**WHAT THE TASK ASKS**
Transcribe every record that appears below, exactly and in full.

**DATA PROVIDED**
━━━━━━━━━━━━━━━━

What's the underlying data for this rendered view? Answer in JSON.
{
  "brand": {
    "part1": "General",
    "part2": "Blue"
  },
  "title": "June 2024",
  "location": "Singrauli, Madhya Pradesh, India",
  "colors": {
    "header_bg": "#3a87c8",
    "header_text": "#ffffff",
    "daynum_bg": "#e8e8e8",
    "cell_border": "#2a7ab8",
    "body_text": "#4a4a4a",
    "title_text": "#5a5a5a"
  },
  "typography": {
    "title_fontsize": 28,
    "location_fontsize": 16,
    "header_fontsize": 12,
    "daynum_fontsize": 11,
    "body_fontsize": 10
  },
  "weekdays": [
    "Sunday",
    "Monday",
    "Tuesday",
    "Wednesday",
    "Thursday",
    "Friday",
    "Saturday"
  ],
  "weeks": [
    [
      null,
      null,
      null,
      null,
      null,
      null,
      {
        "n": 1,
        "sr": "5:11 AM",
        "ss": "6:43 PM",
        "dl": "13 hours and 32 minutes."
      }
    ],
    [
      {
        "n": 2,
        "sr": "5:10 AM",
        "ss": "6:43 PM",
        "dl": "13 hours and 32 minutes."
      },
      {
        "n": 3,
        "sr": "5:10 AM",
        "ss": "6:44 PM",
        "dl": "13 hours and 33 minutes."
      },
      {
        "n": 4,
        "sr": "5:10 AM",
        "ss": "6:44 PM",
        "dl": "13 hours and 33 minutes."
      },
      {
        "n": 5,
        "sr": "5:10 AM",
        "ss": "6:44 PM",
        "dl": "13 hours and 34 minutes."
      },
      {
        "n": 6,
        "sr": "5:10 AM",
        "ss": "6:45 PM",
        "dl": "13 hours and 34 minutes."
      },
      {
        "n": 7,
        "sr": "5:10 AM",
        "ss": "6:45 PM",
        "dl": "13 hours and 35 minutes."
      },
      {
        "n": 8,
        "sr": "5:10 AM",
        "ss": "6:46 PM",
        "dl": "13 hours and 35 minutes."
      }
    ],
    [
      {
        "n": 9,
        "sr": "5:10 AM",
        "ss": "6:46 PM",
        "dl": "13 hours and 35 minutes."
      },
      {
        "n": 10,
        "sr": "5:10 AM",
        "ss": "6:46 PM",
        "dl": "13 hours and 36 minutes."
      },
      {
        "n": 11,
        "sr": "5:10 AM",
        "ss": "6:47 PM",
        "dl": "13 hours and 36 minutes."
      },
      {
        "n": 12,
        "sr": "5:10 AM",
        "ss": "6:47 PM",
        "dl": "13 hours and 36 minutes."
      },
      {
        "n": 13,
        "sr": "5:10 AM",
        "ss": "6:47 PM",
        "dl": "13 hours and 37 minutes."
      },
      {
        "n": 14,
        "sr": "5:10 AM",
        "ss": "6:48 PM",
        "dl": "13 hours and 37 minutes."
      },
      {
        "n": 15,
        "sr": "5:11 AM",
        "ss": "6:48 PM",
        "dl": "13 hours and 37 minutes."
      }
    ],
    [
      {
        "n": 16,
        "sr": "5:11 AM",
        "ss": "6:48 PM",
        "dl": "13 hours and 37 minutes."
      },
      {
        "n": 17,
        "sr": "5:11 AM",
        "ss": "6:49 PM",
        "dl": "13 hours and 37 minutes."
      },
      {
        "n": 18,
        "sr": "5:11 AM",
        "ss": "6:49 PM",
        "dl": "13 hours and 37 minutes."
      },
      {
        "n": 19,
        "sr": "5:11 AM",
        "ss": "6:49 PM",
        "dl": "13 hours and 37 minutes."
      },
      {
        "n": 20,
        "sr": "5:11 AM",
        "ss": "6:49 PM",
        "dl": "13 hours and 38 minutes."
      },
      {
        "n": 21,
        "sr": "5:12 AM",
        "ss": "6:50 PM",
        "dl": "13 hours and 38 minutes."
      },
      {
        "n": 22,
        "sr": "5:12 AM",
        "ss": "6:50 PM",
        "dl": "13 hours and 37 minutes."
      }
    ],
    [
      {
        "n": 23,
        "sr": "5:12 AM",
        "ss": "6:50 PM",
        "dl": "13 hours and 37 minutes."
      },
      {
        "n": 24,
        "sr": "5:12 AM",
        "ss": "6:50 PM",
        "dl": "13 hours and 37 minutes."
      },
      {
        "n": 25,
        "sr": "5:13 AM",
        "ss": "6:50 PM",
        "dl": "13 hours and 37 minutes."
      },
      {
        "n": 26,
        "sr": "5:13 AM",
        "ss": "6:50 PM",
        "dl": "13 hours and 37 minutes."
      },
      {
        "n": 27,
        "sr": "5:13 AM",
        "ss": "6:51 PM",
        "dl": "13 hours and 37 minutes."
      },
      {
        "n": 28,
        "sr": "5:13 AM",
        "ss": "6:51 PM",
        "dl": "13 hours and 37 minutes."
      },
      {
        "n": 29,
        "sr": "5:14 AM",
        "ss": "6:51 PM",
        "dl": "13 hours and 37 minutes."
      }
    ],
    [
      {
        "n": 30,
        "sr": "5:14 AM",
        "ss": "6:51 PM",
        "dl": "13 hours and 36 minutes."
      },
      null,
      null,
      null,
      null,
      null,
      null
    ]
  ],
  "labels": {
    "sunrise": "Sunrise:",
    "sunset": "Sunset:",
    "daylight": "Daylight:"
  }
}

━━━━━━━━━━━━━━━━

**SOLUTION**
What's the underlying data for this rendered view? Answer in JSON.
{
  "brand": {
    "part1": "General",
    "part2": "Blue"
  },
  "title": "June 2024",
  "location": "Singrauli, Madhya Pradesh, India",
  "colors": {
    "header_bg": "#3a87c8",
    "header_text": "#ffffff",
    "daynum_bg": "#e8e8e8",
    "cell_border": "#2a7ab8",
    "body_text": "#4a4a4a",
    "title_text": "#5a5a5a"
  },
  "typography": {
    "title_fontsize": 28,
    "location_fontsize": 16,
    "header_fontsize": 12,
    "daynum_fontsize": 11,
    "body_fontsize": 10
  },
  "weekdays": [
    "Sunday",
    "Monday",
    "Tuesday",
    "Wednesday",
    "Thursday",
    "Friday",
    "Saturday"
  ],
  "weeks": [
    [
      null,
      null,
      null,
      null,
      null,
      null,
      {
        "n": 1,
        "sr": "5:11 AM",
        "ss": "6:43 PM",
        "dl": "13 hours and 32 minutes."
      }
    ],
    [
      {
        "n": 2,
        "sr": "5:10 AM",
        "ss": "6:43 PM",
        "dl": "13 hours and 32 minutes."
      },
      {
        "n": 3,
        "sr": "5:10 AM",
        "ss": "6:44 PM",
        "dl": "13 hours and 33 minutes."
      },
      {
        "n": 4,
        "sr": "5:10 AM",
        "ss": "6:44 PM",
        "dl": "13 hours and 33 minutes."
      },
      {
        "n": 5,
        "sr": "5:10 AM",
        "ss": "6:44 PM",
        "dl": "13 hours and 34 minutes."
      },
      {
        "n": 6,
        "sr": "5:10 AM",
        "ss": "6:45 PM",
        "dl": "13 hours and 34 minutes."
      },
      {
        "n": 7,
        "sr": "5:10 AM",
        "ss": "6:45 PM",
        "dl": "13 hours and 35 minutes."
      },
      {
        "n": 8,
        "sr": "5:10 AM",
        "ss": "6:46 PM",
        "dl": "13 hours and 35 minutes."
      }
    ],
    [
      {
        "n": 9,
        "sr": "5:10 AM",
        "ss": "6:46 PM",
        "dl": "13 hours and 35 minutes."
      },
      {
        "n": 10,
        "sr": "5:10 AM",
        "ss": "6:46 PM",
        "dl": "13 hours and 36 minutes."
      },
      {
        "n": 11,
        "sr": "5:10 AM",
        "ss": "6:47 PM",
        "dl": "13 hours and 36 minutes."
      },
      {
        "n": 12,
        "sr": "5:10 AM",
        "ss": "6:47 PM",
        "dl": "13 hours and 36 minutes."
      },
      {
        "n": 13,
        "sr": "5:10 AM",
        "ss": "6:47 PM",
        "dl": "13 hours and 37 minutes."
      },
      {
        "n": 14,
        "sr": "5:10 AM",
        "ss": "6:48 PM",
        "dl": "13 hours and 37 minutes."
      },
      {
        "n": 15,
        "sr": "5:11 AM",
        "ss": "6:48 PM",
        "dl": "13 hours and 37 minutes."
      }
    ],
    [
      {
        "n": 16,
        "sr": "5:11 AM",
        "ss": "6:48 PM",
        "dl": "13 hours and 37 minutes."
      },
      {
        "n": 17,
        "sr": "5:11 AM",
        "ss": "6:49 PM",
        "dl": "13 hours and 37 minutes."
      },
      {
        "n": 18,
        "sr": "5:11 AM",
        "ss": "6:49 PM",
        "dl": "13 hours and 37 minutes."
      },
      {
        "n": 19,
        "sr": "5:11 AM",
        "ss": "6:49 PM",
        "dl": "13 hours and 37 minutes."
      },
      {
        "n": 20,
        "sr": "5:11 AM",
        "ss": "6:49 PM",
        "dl": "13 hours and 38 minutes."
      },
      {
        "n": 21,
        "sr": "5:12 AM",
        "ss": "6:50 PM",
        "dl": "13 hours and 38 minutes."
      },
      {
        "n": 22,
        "sr": "5:12 AM",
        "ss": "6:50 PM",
        "dl": "13 hours and 37 minutes."
      }
    ],
    [
      {
        "n": 23,
        "sr": "5:12 AM",
        "ss": "6:50 PM",
        "dl": "13 hours and 37 minutes."
      },
      {
        "n": 24,
        "sr": "5:12 AM",
        "ss": "6:50 PM",
        "dl": "13 hours and 37 minutes."
      },
      {
        "n": 25,
        "sr": "5:13 AM",
        "ss": "6:50 PM",
        "dl": "13 hours and 37 minutes."
      },
      {
        "n": 26,
        "sr": "5:13 AM",
        "ss": "6:50 PM",
        "dl": "13 hours and 37 minutes."
      },
      {
        "n": 27,
        "sr": "5:13 AM",
        "ss": "6:51 PM",
        "dl": "13 hours and 37 minutes."
      },
      {
        "n": 28,
        "sr": "5:13 AM",
        "ss": "6:51 PM",
        "dl": "13 hours and 37 minutes."
      },
      {
        "n": 29,
        "sr": "5:14 AM",
        "ss": "6:51 PM",
        "dl": "13 hours and 37 minutes."
      }
    ],
    [
      {
        "n": 30,
        "sr": "5:14 AM",
        "ss": "6:51 PM",
        "dl": "13 hours and 36 minutes."
      },
      null,
      null,
      null,
      null,
      null,
      null
    ]
  ],
  "labels": {
    "sunrise": "Sunrise:",
    "sunset": "Sunset:",
    "daylight": "Daylight:"
  }
}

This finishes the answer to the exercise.